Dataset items
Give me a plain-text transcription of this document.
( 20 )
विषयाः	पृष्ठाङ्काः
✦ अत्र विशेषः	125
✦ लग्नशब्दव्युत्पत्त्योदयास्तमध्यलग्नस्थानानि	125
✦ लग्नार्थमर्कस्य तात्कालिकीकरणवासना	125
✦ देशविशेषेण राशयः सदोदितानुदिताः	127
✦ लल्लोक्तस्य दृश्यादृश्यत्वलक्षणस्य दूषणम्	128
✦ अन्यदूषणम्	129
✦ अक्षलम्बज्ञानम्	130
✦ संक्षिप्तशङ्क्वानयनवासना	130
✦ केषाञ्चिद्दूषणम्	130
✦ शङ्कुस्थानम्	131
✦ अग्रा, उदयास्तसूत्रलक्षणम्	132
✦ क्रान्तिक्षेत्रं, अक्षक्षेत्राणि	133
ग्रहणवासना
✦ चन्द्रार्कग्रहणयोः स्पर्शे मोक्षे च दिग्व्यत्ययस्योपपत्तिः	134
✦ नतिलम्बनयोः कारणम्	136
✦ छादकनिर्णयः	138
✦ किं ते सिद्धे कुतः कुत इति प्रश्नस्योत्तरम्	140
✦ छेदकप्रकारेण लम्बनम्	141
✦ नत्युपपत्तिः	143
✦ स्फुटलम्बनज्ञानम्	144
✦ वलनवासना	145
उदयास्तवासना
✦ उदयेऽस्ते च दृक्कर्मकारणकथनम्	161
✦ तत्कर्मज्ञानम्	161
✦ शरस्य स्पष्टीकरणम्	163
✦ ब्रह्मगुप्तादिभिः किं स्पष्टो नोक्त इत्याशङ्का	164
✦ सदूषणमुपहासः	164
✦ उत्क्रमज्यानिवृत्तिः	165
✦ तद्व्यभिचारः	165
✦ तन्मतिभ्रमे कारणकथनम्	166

- Stated task -
Exactly as shown, repeat every record.

- Response to the task -
Give me a plain-text transcription of this document.
( 20 )
विषयाः	पृष्ठाङ्काः
✦ अत्र विशेषः	125
✦ लग्नशब्दव्युत्पत्त्योदयास्तमध्यलग्नस्थानानि	125
✦ लग्नार्थमर्कस्य तात्कालिकीकरणवासना	125
✦ देशविशेषेण राशयः सदोदितानुदिताः	127
✦ लल्लोक्तस्य दृश्यादृश्यत्वलक्षणस्य दूषणम्	128
✦ अन्यदूषणम्	129
✦ अक्षलम्बज्ञानम्	130
✦ संक्षिप्तशङ्क्वानयनवासना	130
✦ केषाञ्चिद्दूषणम्	130
✦ शङ्कुस्थानम्	131
✦ अग्रा, उदयास्तसूत्रलक्षणम्	132
✦ क्रान्तिक्षेत्रं, अक्षक्षेत्राणि	133
ग्रहणवासना
✦ चन्द्रार्कग्रहणयोः स्पर्शे मोक्षे च दिग्व्यत्ययस्योपपत्तिः	134
✦ नतिलम्बनयोः कारणम्	136
✦ छादकनिर्णयः	138
✦ किं ते सिद्धे कुतः कुत इति प्रश्नस्योत्तरम्	140
✦ छेदकप्रकारेण लम्बनम्	141
✦ नत्युपपत्तिः	143
✦ स्फुटलम्बनज्ञानम्	144
✦ वलनवासना	145
उदयास्तवासना
✦ उदयेऽस्ते च दृक्कर्मकारणकथनम्	161
✦ तत्कर्मज्ञानम्	161
✦ शरस्य स्पष्टीकरणम्	163
✦ ब्रह्मगुप्तादिभिः किं स्पष्टो नोक्त इत्याशङ्का	164
✦ सदूषणमुपहासः	164
✦ उत्क्रमज्यानिवृत्तिः	165
✦ तद्व्यभिचारः	165
✦ तन्मतिभ्रमे कारणकथनम्	166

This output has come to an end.